▶ _Required work_
Present every line in which the string "content" appears.
BEGIN Input records
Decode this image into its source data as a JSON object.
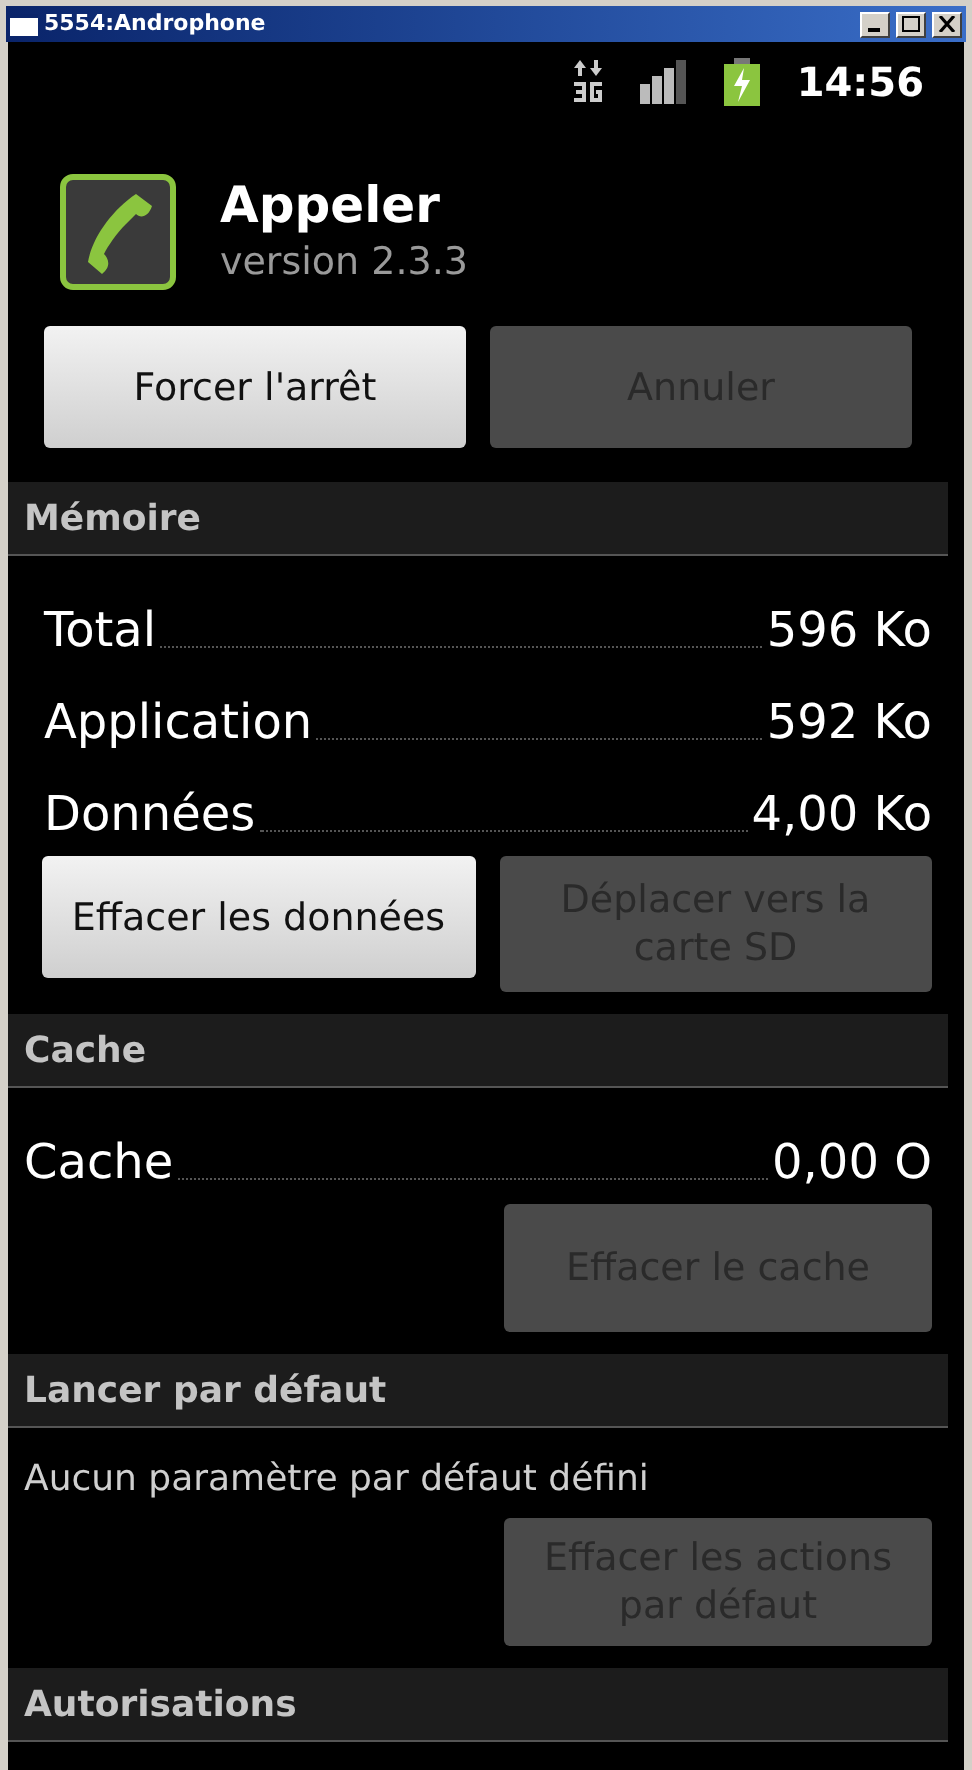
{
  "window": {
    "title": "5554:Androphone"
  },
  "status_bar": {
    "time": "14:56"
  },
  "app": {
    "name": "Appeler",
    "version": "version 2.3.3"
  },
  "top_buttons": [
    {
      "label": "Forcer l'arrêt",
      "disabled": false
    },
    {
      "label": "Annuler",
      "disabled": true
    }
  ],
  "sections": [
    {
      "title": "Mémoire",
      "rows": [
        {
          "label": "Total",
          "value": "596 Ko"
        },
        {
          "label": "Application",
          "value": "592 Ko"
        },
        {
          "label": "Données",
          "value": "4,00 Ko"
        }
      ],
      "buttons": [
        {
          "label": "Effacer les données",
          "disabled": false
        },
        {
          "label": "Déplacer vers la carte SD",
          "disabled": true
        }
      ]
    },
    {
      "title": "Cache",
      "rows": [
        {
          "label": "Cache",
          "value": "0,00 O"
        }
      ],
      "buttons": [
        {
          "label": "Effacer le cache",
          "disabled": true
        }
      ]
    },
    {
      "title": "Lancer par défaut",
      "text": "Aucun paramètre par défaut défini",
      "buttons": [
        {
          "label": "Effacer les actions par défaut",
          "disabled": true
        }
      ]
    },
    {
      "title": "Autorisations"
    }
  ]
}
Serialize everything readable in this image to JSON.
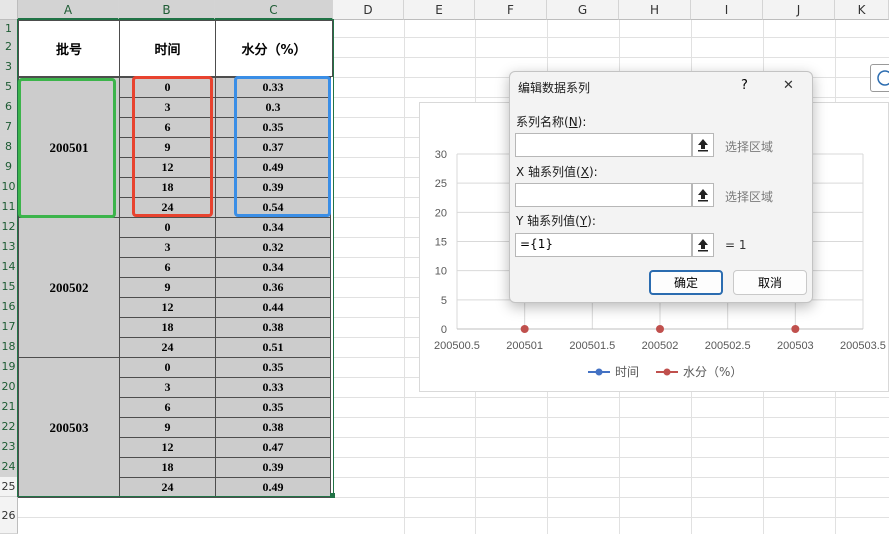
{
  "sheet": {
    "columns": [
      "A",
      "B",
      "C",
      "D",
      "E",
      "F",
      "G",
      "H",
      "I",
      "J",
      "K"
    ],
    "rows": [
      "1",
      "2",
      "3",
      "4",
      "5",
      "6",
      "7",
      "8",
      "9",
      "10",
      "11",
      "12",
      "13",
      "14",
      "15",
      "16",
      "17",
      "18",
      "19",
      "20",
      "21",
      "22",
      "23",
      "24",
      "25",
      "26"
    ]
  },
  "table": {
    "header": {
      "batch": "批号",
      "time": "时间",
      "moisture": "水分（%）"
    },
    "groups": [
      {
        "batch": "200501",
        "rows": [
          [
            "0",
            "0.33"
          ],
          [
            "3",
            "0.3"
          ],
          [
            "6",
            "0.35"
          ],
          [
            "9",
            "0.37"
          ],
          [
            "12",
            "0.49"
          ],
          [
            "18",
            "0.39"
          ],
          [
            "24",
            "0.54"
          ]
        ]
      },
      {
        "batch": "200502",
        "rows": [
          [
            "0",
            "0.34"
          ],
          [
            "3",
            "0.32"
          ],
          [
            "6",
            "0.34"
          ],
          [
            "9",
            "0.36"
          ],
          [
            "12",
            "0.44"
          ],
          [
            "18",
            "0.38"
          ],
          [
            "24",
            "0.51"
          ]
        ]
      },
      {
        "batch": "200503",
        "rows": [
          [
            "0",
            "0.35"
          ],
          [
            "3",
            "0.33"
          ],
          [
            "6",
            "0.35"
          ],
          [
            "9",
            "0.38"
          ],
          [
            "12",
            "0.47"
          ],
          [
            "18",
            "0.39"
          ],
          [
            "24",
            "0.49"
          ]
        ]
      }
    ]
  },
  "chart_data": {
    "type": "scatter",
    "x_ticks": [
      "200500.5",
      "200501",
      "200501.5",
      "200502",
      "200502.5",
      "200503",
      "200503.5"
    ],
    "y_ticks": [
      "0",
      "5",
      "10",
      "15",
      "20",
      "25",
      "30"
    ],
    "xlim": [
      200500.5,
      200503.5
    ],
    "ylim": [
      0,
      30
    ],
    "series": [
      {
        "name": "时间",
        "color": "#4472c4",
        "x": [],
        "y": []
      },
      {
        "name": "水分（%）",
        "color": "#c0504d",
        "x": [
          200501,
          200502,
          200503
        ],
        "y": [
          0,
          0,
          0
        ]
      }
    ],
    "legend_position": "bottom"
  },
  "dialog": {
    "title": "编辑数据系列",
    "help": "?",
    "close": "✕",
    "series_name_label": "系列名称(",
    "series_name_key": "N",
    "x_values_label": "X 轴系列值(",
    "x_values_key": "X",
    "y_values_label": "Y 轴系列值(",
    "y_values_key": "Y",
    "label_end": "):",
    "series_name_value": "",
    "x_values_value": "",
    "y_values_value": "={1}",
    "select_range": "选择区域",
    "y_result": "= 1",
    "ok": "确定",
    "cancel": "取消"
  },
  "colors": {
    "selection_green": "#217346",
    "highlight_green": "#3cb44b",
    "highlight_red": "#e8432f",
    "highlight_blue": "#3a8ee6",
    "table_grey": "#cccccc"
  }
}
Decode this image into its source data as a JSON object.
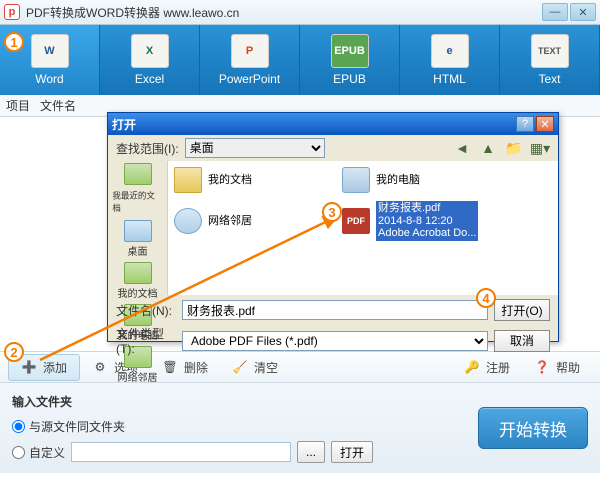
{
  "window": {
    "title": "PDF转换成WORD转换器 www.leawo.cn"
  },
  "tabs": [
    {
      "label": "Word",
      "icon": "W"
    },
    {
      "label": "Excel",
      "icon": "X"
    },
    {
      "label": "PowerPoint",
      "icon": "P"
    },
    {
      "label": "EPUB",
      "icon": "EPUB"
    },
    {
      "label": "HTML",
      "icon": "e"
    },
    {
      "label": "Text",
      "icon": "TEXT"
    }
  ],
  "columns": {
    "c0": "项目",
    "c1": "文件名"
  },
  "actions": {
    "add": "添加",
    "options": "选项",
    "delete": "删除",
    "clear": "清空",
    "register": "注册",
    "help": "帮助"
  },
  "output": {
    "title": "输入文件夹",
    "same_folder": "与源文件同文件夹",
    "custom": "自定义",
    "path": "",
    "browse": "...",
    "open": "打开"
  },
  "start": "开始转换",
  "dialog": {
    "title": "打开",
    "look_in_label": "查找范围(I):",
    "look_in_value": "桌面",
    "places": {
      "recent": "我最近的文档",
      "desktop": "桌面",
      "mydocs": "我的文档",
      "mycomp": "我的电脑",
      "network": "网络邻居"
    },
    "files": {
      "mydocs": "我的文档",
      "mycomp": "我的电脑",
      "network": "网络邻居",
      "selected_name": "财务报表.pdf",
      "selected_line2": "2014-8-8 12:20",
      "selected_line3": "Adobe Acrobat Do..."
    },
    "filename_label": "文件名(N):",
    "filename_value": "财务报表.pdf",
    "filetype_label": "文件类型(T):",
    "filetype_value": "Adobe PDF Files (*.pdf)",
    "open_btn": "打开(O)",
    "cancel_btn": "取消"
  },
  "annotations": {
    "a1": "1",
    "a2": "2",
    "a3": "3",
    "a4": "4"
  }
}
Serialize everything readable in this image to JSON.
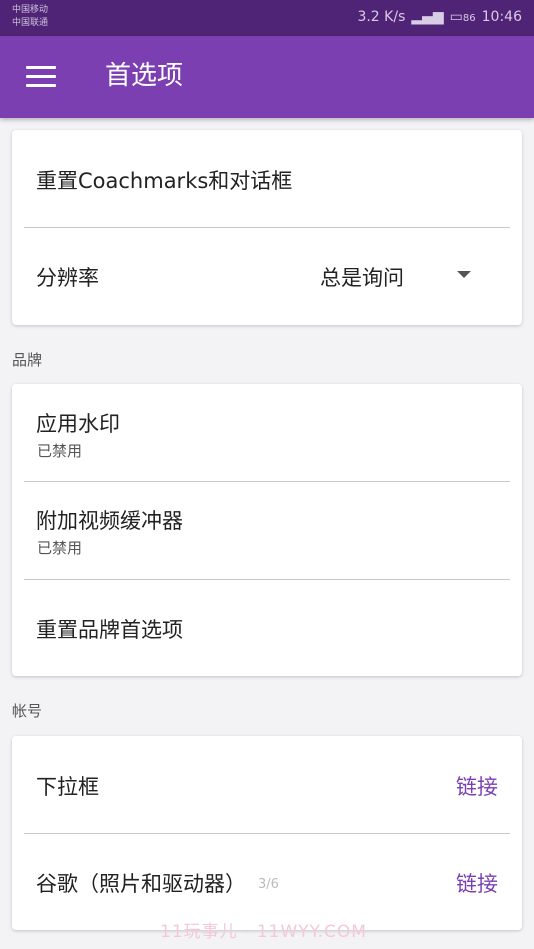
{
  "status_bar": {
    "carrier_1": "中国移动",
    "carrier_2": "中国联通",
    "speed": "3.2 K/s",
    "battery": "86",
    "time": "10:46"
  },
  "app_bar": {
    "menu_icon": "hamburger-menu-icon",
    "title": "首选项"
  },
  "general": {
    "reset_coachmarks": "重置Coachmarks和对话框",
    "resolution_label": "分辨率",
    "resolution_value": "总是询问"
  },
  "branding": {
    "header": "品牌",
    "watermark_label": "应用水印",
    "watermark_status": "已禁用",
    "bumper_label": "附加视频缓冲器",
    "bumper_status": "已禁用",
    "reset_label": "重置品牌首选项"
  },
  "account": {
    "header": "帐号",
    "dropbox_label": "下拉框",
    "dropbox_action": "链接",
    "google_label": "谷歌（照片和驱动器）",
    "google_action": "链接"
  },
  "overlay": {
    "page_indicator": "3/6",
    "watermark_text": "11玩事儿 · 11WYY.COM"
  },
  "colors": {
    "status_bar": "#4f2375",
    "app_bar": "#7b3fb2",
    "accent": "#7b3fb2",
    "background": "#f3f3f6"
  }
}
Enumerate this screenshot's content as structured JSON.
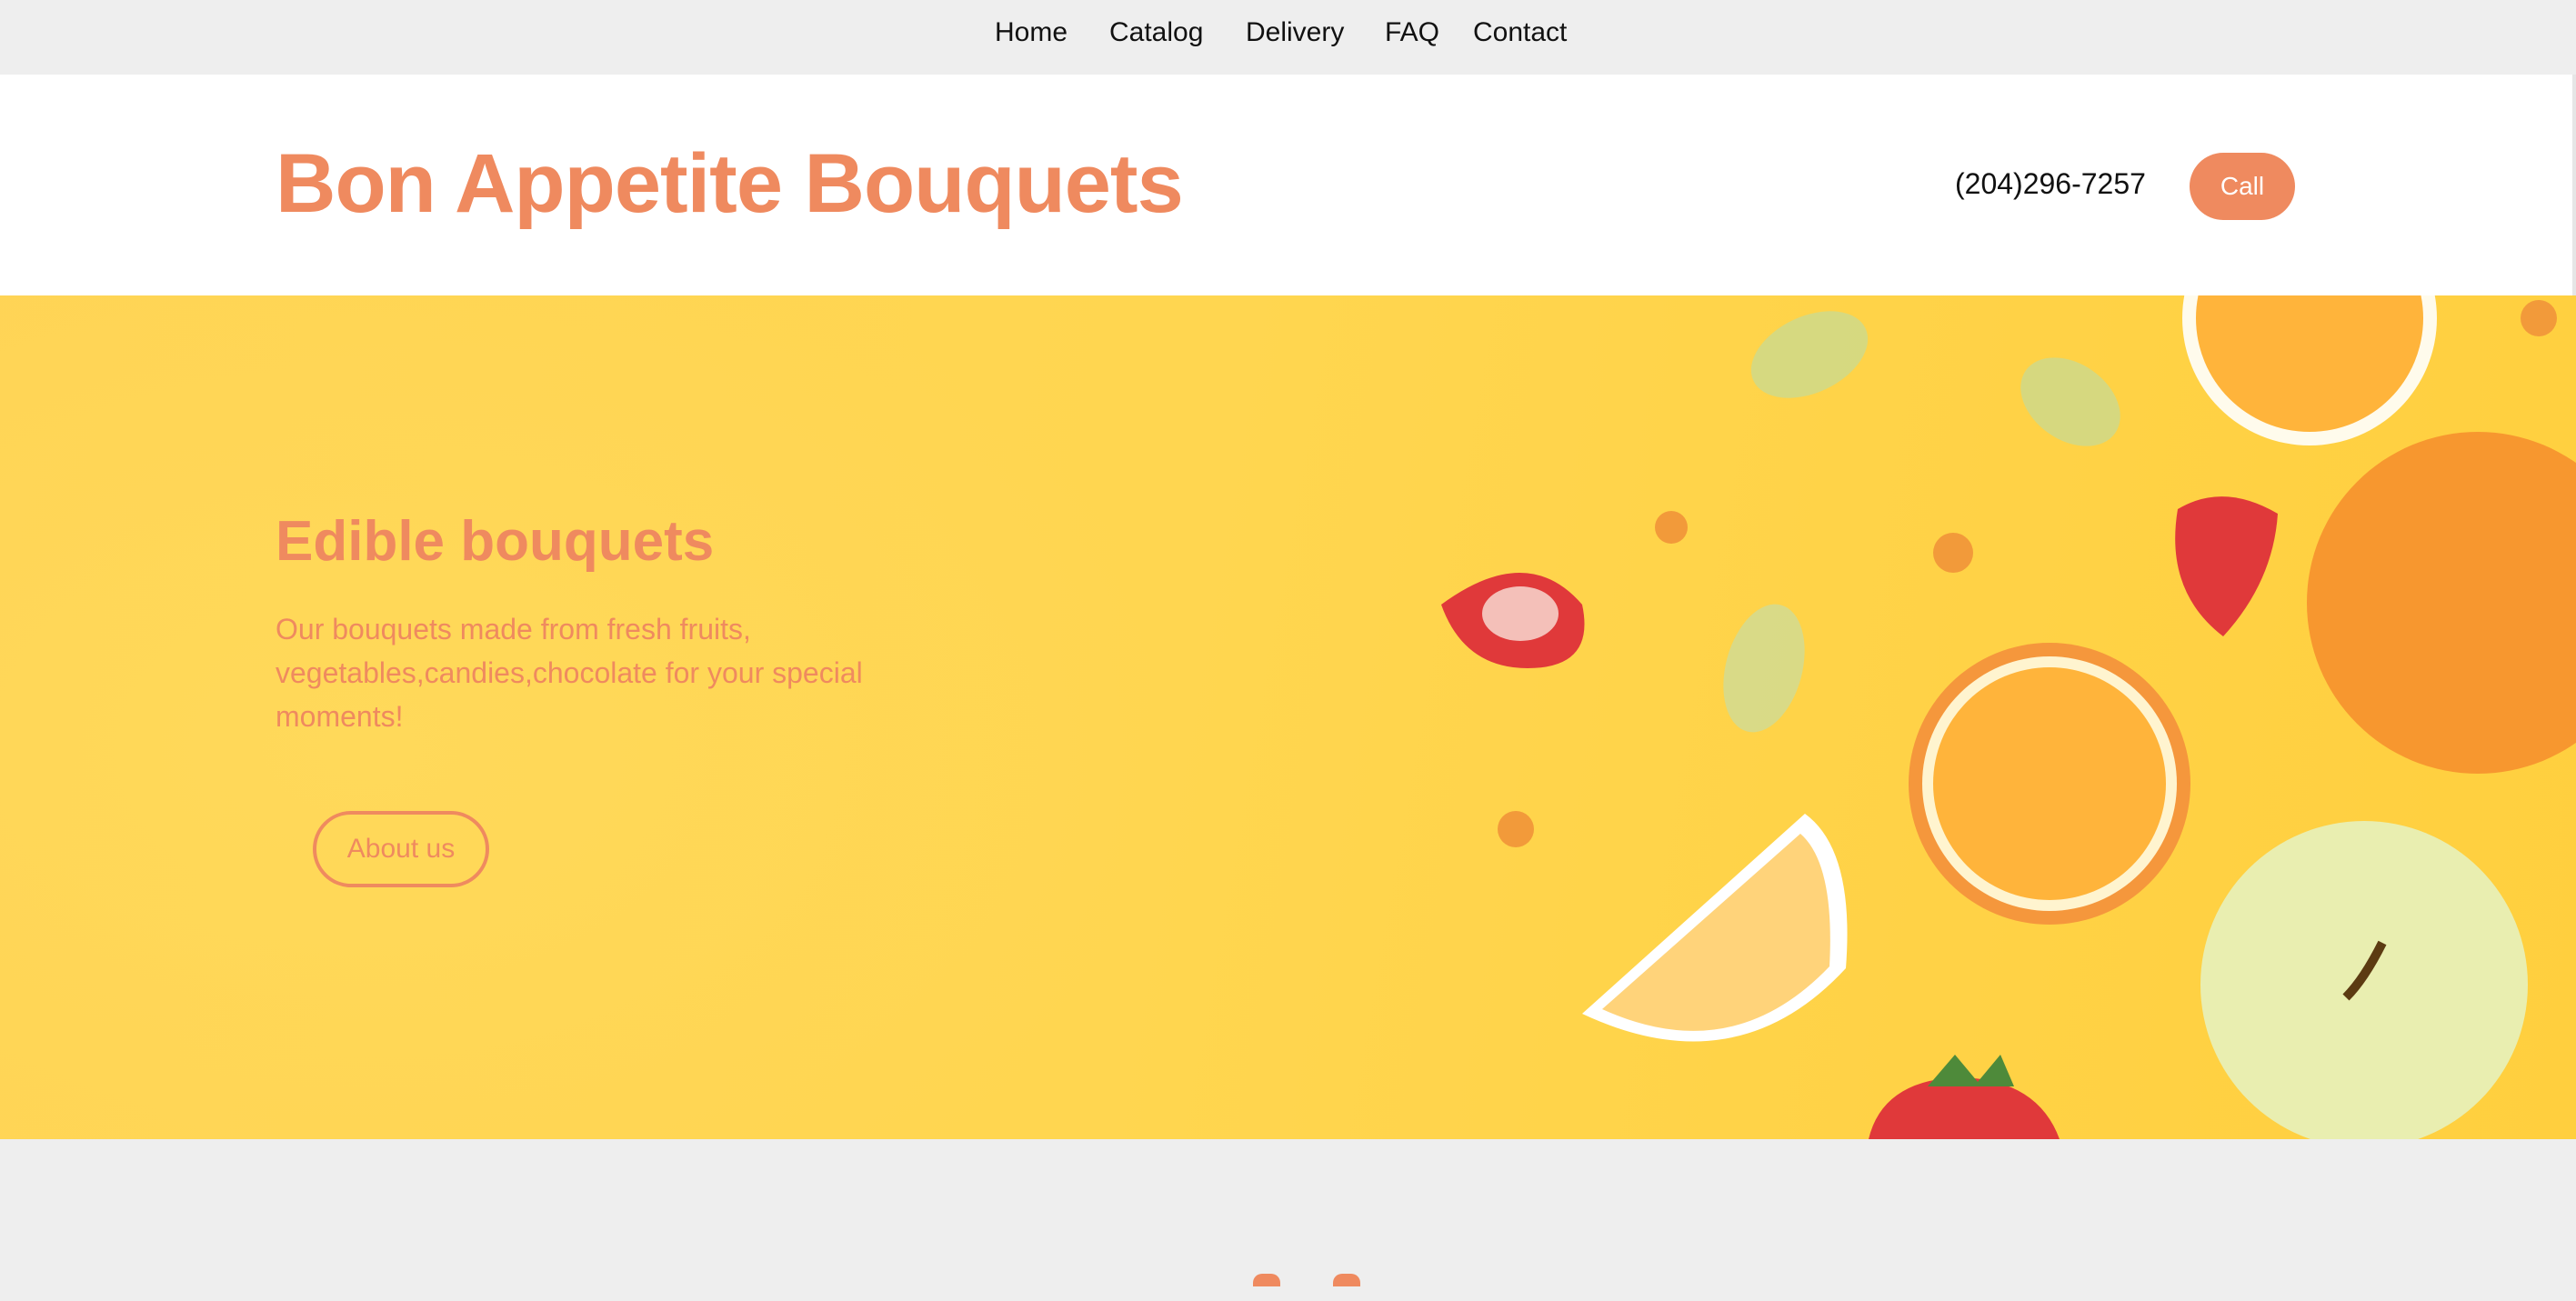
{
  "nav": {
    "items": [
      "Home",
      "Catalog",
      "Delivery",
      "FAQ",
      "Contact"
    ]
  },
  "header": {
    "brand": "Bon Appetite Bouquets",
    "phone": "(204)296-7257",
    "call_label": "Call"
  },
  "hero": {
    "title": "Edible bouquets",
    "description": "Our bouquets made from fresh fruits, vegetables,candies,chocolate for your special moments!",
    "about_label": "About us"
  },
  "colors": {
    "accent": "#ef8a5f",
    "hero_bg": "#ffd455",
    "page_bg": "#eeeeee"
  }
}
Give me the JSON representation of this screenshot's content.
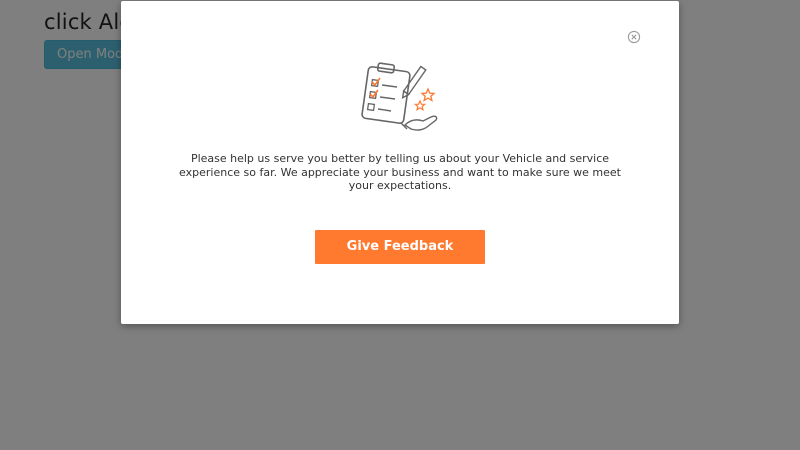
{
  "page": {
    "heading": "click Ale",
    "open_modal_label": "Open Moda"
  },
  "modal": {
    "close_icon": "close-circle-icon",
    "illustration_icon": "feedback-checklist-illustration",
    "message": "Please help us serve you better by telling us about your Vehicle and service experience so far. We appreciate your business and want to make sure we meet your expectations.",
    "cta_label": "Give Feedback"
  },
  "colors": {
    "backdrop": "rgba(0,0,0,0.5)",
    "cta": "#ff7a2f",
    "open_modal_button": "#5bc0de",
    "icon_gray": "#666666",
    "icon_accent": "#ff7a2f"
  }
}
END Input records
▶ _Expected answer_
Enumerate this screenshot's content as structured JSON.
Give me the JSON representation of this screenshot's content.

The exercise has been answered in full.